Extracted data entries
◆ ◆ ◆ ◆

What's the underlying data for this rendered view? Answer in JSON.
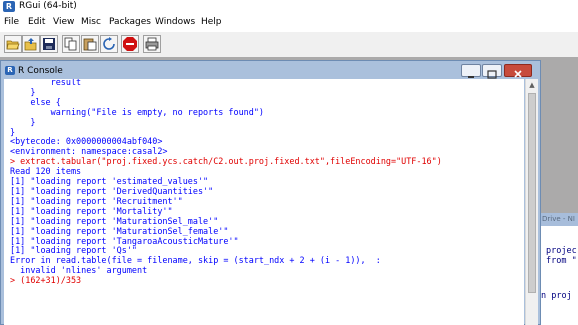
{
  "app": {
    "title": "RGui (64-bit)",
    "icon_text": "R"
  },
  "menu": [
    "File",
    "Edit",
    "View",
    "Misc",
    "Packages",
    "Windows",
    "Help"
  ],
  "toolbar": {
    "buttons": [
      "open-script",
      "load-workspace",
      "save-workspace",
      "copy",
      "paste",
      "copy-and-paste",
      "stop",
      "print"
    ]
  },
  "console": {
    "title": "R Console",
    "icon_text": "R",
    "lines": [
      {
        "text": "        result",
        "color": "#0000ff"
      },
      {
        "text": "    }",
        "color": "#0000ff"
      },
      {
        "text": "    else {",
        "color": "#0000ff"
      },
      {
        "text": "        warning(\"File is empty, no reports found\")",
        "color": "#0000ff"
      },
      {
        "text": "    }",
        "color": "#0000ff"
      },
      {
        "text": "}",
        "color": "#0000ff"
      },
      {
        "text": "<bytecode: 0x0000000004abf040>",
        "color": "#0000ff"
      },
      {
        "text": "<environment: namespace:casal2>",
        "color": "#0000ff"
      },
      {
        "text": "> extract.tabular(\"proj.fixed.ycs.catch/C2.out.proj.fixed.txt\",fileEncoding=\"UTF-16\")",
        "color": "#e00000"
      },
      {
        "text": "Read 120 items",
        "color": "#0000ff"
      },
      {
        "text": "[1] \"loading report 'estimated_values'\"",
        "color": "#0000ff"
      },
      {
        "text": "[1] \"loading report 'DerivedQuantities'\"",
        "color": "#0000ff"
      },
      {
        "text": "[1] \"loading report 'Recruitment'\"",
        "color": "#0000ff"
      },
      {
        "text": "[1] \"loading report 'Mortality'\"",
        "color": "#0000ff"
      },
      {
        "text": "[1] \"loading report 'MaturationSel_male'\"",
        "color": "#0000ff"
      },
      {
        "text": "[1] \"loading report 'MaturationSel_female'\"",
        "color": "#0000ff"
      },
      {
        "text": "[1] \"loading report 'TangaroaAcousticMature'\"",
        "color": "#0000ff"
      },
      {
        "text": "[1] \"loading report 'Qs'\"",
        "color": "#0000ff"
      },
      {
        "text": "Error in read.table(file = filename, skip = (start_ndx + 2 + (i - 1)),  :",
        "color": "#0000ff"
      },
      {
        "text": "  invalid 'nlines' argument",
        "color": "#0000ff"
      },
      {
        "text": "> (162+31)/353",
        "color": "#e00000"
      }
    ]
  },
  "background_window": {
    "title": "Drive - NI",
    "lines": [
      "projec",
      "from \"",
      "n proj"
    ]
  }
}
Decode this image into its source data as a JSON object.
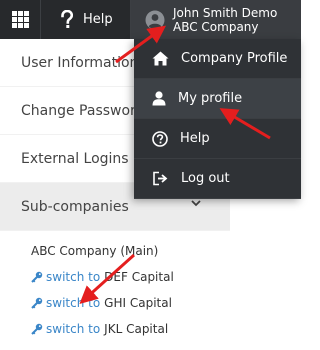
{
  "topbar": {
    "apps_icon": "grid-icon",
    "help_icon": "question-icon",
    "help_label": "Help",
    "user_icon": "user-icon",
    "user_name": "John Smith Demo",
    "company_name": "ABC Company"
  },
  "side_menu": {
    "items": [
      {
        "label": "User Information"
      },
      {
        "label": "Change Password"
      },
      {
        "label": "External Logins"
      },
      {
        "label": "Sub-companies",
        "expanded": true
      }
    ]
  },
  "sub_companies": {
    "main": "ABC Company (Main)",
    "switch_label": "switch to",
    "items": [
      {
        "name": "DEF Capital"
      },
      {
        "name": "GHI Capital"
      },
      {
        "name": "JKL Capital"
      }
    ]
  },
  "user_dropdown": {
    "items": [
      {
        "label": "Company Profile",
        "icon": "home-icon"
      },
      {
        "label": "My profile",
        "icon": "user-icon",
        "active": true
      },
      {
        "label": "Help",
        "icon": "question-circle-icon"
      },
      {
        "label": "Log out",
        "icon": "logout-icon"
      }
    ]
  },
  "colors": {
    "topbar_bg": "#27292c",
    "dropdown_bg": "#2f3236",
    "link_blue": "#3a86c8",
    "annotation_red": "#e41e1e"
  }
}
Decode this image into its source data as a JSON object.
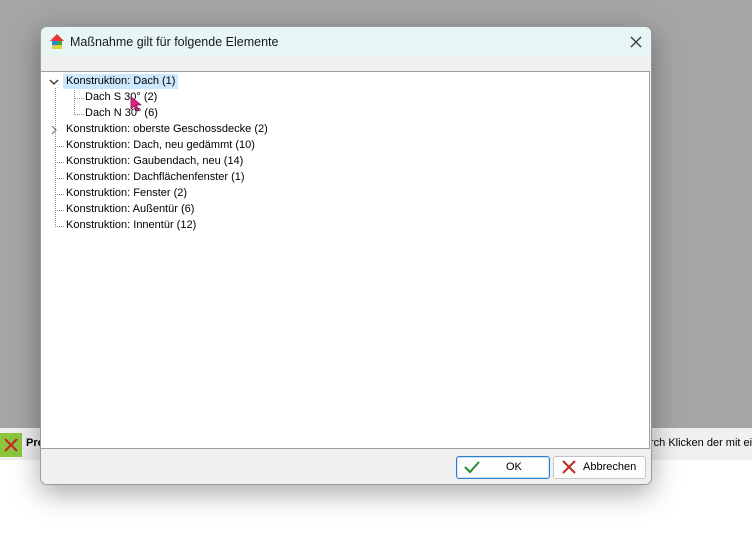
{
  "background": {
    "status_left_text": "Pro",
    "status_right_text": "rch Klicken der mit ei"
  },
  "dialog": {
    "title": "Maßnahme gilt für folgende Elemente",
    "tree": [
      {
        "label": "Konstruktion: Dach (1)",
        "expanded": true,
        "selected": true,
        "children": [
          {
            "label": "Dach S 30° (2)"
          },
          {
            "label": "Dach N 30° (6)"
          }
        ]
      },
      {
        "label": "Konstruktion: oberste Geschossdecke (2)",
        "expandable": true
      },
      {
        "label": "Konstruktion: Dach, neu gedämmt (10)"
      },
      {
        "label": "Konstruktion: Gaubendach, neu (14)"
      },
      {
        "label": "Konstruktion: Dachflächenfenster (1)"
      },
      {
        "label": "Konstruktion: Fenster (2)"
      },
      {
        "label": "Konstruktion: Außentür (6)"
      },
      {
        "label": "Konstruktion: Innentür (12)"
      }
    ],
    "buttons": {
      "ok_label": "OK",
      "cancel_label": "Abbrechen"
    }
  },
  "colors": {
    "titlebar": "#e7f5f5",
    "selection": "#cce8ff",
    "ok_check": "#2e8b2e",
    "cancel_x": "#c62828",
    "error_icon_bg": "#8cc63f"
  },
  "icons": {
    "title_icon": "house-icon",
    "close": "close-icon",
    "ok": "checkmark-icon",
    "cancel": "cross-icon",
    "status": "error-x-icon"
  }
}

◆ ◆ ◆ ◆

Task brief
Verbatim reproduction of every record is required; images are left out.

Result for this exercise
What's the underlying data for this rendered view? Answer in JSON.
{
  "app": {
    "title": "RGui (64-bit)",
    "icon_text": "R"
  },
  "menu": [
    "File",
    "Edit",
    "View",
    "Misc",
    "Packages",
    "Windows",
    "Help"
  ],
  "toolbar": {
    "buttons": [
      "open-script",
      "load-workspace",
      "save-workspace",
      "copy",
      "paste",
      "copy-and-paste",
      "stop",
      "print"
    ]
  },
  "console": {
    "title": "R Console",
    "icon_text": "R",
    "lines": [
      {
        "text": "        result",
        "color": "#0000ff"
      },
      {
        "text": "    }",
        "color": "#0000ff"
      },
      {
        "text": "    else {",
        "color": "#0000ff"
      },
      {
        "text": "        warning(\"File is empty, no reports found\")",
        "color": "#0000ff"
      },
      {
        "text": "    }",
        "color": "#0000ff"
      },
      {
        "text": "}",
        "color": "#0000ff"
      },
      {
        "text": "<bytecode: 0x0000000004abf040>",
        "color": "#0000ff"
      },
      {
        "text": "<environment: namespace:casal2>",
        "color": "#0000ff"
      },
      {
        "text": "> extract.tabular(\"proj.fixed.ycs.catch/C2.out.proj.fixed.txt\",fileEncoding=\"UTF-16\")",
        "color": "#e00000"
      },
      {
        "text": "Read 120 items",
        "color": "#0000ff"
      },
      {
        "text": "[1] \"loading report 'estimated_values'\"",
        "color": "#0000ff"
      },
      {
        "text": "[1] \"loading report 'DerivedQuantities'\"",
        "color": "#0000ff"
      },
      {
        "text": "[1] \"loading report 'Recruitment'\"",
        "color": "#0000ff"
      },
      {
        "text": "[1] \"loading report 'Mortality'\"",
        "color": "#0000ff"
      },
      {
        "text": "[1] \"loading report 'MaturationSel_male'\"",
        "color": "#0000ff"
      },
      {
        "text": "[1] \"loading report 'MaturationSel_female'\"",
        "color": "#0000ff"
      },
      {
        "text": "[1] \"loading report 'TangaroaAcousticMature'\"",
        "color": "#0000ff"
      },
      {
        "text": "[1] \"loading report 'Qs'\"",
        "color": "#0000ff"
      },
      {
        "text": "Error in read.table(file = filename, skip = (start_ndx + 2 + (i - 1)),  :",
        "color": "#0000ff"
      },
      {
        "text": "  invalid 'nlines' argument",
        "color": "#0000ff"
      },
      {
        "text": "> (162+31)/353",
        "color": "#e00000"
      }
    ]
  },
  "background_window": {
    "title": "Drive - NI",
    "lines": [
      "projec",
      "from \"",
      "n proj"
    ]
  }
}
Decode this image into its source data as a JSON object.
{
  "topbar": {
    "apps_icon": "grid-icon",
    "help_icon": "question-icon",
    "help_label": "Help",
    "user_icon": "user-icon",
    "user_name": "John Smith Demo",
    "company_name": "ABC Company"
  },
  "side_menu": {
    "items": [
      {
        "label": "User Information"
      },
      {
        "label": "Change Password"
      },
      {
        "label": "External Logins"
      },
      {
        "label": "Sub-companies",
        "expanded": true
      }
    ]
  },
  "sub_companies": {
    "main": "ABC Company (Main)",
    "switch_label": "switch to",
    "items": [
      {
        "name": "DEF Capital"
      },
      {
        "name": "GHI Capital"
      },
      {
        "name": "JKL Capital"
      }
    ]
  },
  "user_dropdown": {
    "items": [
      {
        "label": "Company Profile",
        "icon": "home-icon"
      },
      {
        "label": "My profile",
        "icon": "user-icon",
        "active": true
      },
      {
        "label": "Help",
        "icon": "question-circle-icon"
      },
      {
        "label": "Log out",
        "icon": "logout-icon"
      }
    ]
  },
  "colors": {
    "topbar_bg": "#27292c",
    "dropdown_bg": "#2f3236",
    "link_blue": "#3a86c8",
    "annotation_red": "#e41e1e"
  }
}
Decode this image into its source data as a JSON object.
{
  "background": {
    "status_left_text": "Pro",
    "status_right_text": "rch Klicken der mit ei"
  },
  "dialog": {
    "title": "Maßnahme gilt für folgende Elemente",
    "tree": [
      {
        "label": "Konstruktion: Dach (1)",
        "expanded": true,
        "selected": true,
        "children": [
          {
            "label": "Dach S 30° (2)"
          },
          {
            "label": "Dach N 30° (6)"
          }
        ]
      },
      {
        "label": "Konstruktion: oberste Geschossdecke (2)",
        "expandable": true
      },
      {
        "label": "Konstruktion: Dach, neu gedämmt (10)"
      },
      {
        "label": "Konstruktion: Gaubendach, neu (14)"
      },
      {
        "label": "Konstruktion: Dachflächenfenster (1)"
      },
      {
        "label": "Konstruktion: Fenster (2)"
      },
      {
        "label": "Konstruktion: Außentür (6)"
      },
      {
        "label": "Konstruktion: Innentür (12)"
      }
    ],
    "buttons": {
      "ok_label": "OK",
      "cancel_label": "Abbrechen"
    }
  },
  "colors": {
    "titlebar": "#e7f5f5",
    "selection": "#cce8ff",
    "ok_check": "#2e8b2e",
    "cancel_x": "#c62828",
    "error_icon_bg": "#8cc63f"
  },
  "icons": {
    "title_icon": "house-icon",
    "close": "close-icon",
    "ok": "checkmark-icon",
    "cancel": "cross-icon",
    "status": "error-x-icon"
  }
}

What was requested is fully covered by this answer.